Exercise description: Go through the records underneath and write each one out again exactly.

───── Given entries ─────

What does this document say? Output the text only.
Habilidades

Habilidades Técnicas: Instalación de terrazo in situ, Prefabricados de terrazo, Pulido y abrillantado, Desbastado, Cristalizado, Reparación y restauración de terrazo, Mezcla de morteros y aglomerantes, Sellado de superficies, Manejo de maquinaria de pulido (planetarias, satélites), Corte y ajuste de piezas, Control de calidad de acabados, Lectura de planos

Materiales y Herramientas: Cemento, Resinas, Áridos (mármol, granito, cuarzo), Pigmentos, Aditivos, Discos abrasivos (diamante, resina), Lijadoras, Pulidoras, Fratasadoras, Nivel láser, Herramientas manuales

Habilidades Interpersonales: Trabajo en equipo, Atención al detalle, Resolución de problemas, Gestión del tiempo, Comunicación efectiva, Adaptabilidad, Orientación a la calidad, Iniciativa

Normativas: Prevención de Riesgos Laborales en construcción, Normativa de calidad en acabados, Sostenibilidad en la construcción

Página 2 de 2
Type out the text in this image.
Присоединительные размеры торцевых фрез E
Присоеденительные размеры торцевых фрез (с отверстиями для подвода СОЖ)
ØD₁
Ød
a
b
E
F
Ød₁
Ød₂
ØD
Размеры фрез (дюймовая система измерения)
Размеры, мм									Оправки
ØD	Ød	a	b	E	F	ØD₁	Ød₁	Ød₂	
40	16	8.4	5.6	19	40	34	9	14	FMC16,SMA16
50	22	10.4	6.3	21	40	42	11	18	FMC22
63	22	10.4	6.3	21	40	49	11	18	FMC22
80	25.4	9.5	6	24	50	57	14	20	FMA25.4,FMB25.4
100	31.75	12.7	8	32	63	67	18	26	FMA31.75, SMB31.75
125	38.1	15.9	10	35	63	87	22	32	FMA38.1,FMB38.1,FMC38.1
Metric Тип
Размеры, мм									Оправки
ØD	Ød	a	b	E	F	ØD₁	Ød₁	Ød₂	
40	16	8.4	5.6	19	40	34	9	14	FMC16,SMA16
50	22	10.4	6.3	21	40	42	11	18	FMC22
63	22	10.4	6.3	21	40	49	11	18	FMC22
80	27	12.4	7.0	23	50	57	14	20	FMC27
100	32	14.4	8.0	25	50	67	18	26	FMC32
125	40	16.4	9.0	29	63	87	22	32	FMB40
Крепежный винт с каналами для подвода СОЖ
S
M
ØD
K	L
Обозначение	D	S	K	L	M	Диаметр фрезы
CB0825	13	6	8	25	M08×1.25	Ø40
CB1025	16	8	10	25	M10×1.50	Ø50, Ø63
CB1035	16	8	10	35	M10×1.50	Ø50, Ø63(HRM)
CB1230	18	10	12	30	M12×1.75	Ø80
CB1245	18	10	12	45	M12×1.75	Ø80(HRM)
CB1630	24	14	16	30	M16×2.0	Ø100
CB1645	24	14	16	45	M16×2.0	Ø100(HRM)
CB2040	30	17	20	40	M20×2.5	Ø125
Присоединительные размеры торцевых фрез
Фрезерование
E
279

─────

Result below:
What does this document say? Output the text only.
Habilidades

Habilidades Técnicas: Instalación de terrazo in situ, Prefabricados de terrazo, Pulido y abrillantado, Desbastado, Cristalizado, Reparación y restauración de terrazo, Mezcla de morteros y aglomerantes, Sellado de superficies, Manejo de maquinaria de pulido (planetarias, satélites), Corte y ajuste de piezas, Control de calidad de acabados, Lectura de planos

Materiales y Herramientas: Cemento, Resinas, Áridos (mármol, granito, cuarzo), Pigmentos, Aditivos, Discos abrasivos (diamante, resina), Lijadoras, Pulidoras, Fratasadoras, Nivel láser, Herramientas manuales

Habilidades Interpersonales: Trabajo en equipo, Atención al detalle, Resolución de problemas, Gestión del tiempo, Comunicación efectiva, Adaptabilidad, Orientación a la calidad, Iniciativa

Normativas: Prevención de Riesgos Laborales en construcción, Normativa de calidad en acabados, Sostenibilidad en la construcción

Página 2 de 2
Type out the text in this image.
Присоединительные размеры торцевых фрез E
Присоеденительные размеры торцевых фрез (с отверстиями для подвода СОЖ)
ØD₁
Ød
a
b
E
F
Ød₁
Ød₂
ØD
Размеры фрез (дюймовая система измерения)
Размеры, мм									Оправки
ØD	Ød	a	b	E	F	ØD₁	Ød₁	Ød₂	
40	16	8.4	5.6	19	40	34	9	14	FMC16,SMA16
50	22	10.4	6.3	21	40	42	11	18	FMC22
63	22	10.4	6.3	21	40	49	11	18	FMC22
80	25.4	9.5	6	24	50	57	14	20	FMA25.4,FMB25.4
100	31.75	12.7	8	32	63	67	18	26	FMA31.75, SMB31.75
125	38.1	15.9	10	35	63	87	22	32	FMA38.1,FMB38.1,FMC38.1
Metric Тип
Размеры, мм									Оправки
ØD	Ød	a	b	E	F	ØD₁	Ød₁	Ød₂	
40	16	8.4	5.6	19	40	34	9	14	FMC16,SMA16
50	22	10.4	6.3	21	40	42	11	18	FMC22
63	22	10.4	6.3	21	40	49	11	18	FMC22
80	27	12.4	7.0	23	50	57	14	20	FMC27
100	32	14.4	8.0	25	50	67	18	26	FMC32
125	40	16.4	9.0	29	63	87	22	32	FMB40
Крепежный винт с каналами для подвода СОЖ
S
M
ØD
K	L
Обозначение	D	S	K	L	M	Диаметр фрезы
CB0825	13	6	8	25	M08×1.25	Ø40
CB1025	16	8	10	25	M10×1.50	Ø50, Ø63
CB1035	16	8	10	35	M10×1.50	Ø50, Ø63(HRM)
CB1230	18	10	12	30	M12×1.75	Ø80
CB1245	18	10	12	45	M12×1.75	Ø80(HRM)
CB1630	24	14	16	30	M16×2.0	Ø100
CB1645	24	14	16	45	M16×2.0	Ø100(HRM)
CB2040	30	17	20	40	M20×2.5	Ø125
Присоединительные размеры торцевых фрез
Фрезерование
E
279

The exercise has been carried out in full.